Of the lines in the data below, count the ones holding the string "title", and answer with that number only.

## Begin Supplied material

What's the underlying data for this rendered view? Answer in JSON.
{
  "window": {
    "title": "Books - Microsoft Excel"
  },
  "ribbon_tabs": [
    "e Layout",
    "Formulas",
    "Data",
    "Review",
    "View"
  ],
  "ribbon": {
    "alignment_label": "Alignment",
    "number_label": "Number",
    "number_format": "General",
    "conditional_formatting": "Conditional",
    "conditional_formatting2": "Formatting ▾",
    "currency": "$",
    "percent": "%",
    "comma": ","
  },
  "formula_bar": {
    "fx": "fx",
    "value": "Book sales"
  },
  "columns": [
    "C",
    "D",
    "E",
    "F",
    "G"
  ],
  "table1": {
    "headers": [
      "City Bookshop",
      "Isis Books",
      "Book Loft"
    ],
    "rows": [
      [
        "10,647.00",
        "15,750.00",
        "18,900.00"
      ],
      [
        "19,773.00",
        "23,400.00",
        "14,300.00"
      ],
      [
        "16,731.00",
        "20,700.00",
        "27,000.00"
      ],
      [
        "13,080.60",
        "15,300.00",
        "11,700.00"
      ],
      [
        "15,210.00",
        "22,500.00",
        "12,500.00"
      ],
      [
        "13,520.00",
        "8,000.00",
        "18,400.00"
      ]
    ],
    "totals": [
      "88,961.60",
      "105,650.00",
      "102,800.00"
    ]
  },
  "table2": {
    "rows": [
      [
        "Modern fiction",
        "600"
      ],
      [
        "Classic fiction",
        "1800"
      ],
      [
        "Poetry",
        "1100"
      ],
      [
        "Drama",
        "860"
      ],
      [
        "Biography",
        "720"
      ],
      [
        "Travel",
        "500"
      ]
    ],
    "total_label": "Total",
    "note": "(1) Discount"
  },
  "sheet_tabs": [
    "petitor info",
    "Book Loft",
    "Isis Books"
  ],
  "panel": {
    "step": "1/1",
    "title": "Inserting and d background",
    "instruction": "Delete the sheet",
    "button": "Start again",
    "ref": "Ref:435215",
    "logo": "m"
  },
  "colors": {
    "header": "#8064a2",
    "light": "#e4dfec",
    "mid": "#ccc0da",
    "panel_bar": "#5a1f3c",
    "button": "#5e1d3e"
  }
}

## End Supplied material

= The response =
2